▶ Exercise data:

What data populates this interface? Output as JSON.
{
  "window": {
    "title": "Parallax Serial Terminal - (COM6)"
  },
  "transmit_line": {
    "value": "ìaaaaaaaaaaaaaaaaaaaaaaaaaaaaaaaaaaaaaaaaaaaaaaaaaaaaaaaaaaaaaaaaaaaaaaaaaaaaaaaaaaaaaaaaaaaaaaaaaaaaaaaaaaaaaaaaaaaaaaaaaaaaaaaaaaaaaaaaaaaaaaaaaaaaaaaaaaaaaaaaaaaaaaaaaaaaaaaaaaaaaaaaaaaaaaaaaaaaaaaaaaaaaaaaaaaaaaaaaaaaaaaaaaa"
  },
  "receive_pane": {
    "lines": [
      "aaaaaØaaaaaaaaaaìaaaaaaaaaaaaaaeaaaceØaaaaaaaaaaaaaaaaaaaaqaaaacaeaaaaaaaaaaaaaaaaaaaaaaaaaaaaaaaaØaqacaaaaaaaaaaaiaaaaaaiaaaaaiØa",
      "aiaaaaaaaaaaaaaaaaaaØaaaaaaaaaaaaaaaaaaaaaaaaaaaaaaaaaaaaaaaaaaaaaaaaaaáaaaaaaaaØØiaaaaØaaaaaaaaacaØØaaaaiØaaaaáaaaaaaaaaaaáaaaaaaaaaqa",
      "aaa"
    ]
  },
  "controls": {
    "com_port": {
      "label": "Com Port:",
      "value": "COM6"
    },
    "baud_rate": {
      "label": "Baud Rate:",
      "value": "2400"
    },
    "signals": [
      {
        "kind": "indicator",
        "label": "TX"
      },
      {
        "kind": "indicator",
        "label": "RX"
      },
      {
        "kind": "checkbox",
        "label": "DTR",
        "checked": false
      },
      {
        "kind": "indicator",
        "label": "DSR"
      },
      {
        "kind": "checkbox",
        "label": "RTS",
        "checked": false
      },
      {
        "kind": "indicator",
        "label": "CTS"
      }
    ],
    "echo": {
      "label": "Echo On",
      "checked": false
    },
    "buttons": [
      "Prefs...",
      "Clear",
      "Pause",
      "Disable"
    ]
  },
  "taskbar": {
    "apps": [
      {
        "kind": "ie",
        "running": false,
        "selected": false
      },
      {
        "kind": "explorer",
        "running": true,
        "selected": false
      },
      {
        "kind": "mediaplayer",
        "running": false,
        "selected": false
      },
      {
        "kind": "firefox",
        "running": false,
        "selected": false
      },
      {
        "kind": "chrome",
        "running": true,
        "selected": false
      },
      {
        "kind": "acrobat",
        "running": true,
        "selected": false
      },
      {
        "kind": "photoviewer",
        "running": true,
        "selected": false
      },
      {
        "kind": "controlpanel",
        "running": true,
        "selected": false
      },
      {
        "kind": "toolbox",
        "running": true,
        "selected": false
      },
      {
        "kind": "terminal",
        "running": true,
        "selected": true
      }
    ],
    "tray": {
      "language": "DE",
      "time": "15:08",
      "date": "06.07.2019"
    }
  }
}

▶ What is needed: Using the listing above, show every line that includes the string "label".

▶ Completed task:
      "label": "Com Port:",
      "label": "Baud Rate:",
        "label": "TX"
        "label": "RX"
        "label": "DTR",
        "label": "DSR"
        "label": "RTS",
        "label": "CTS"
      "label": "Echo On",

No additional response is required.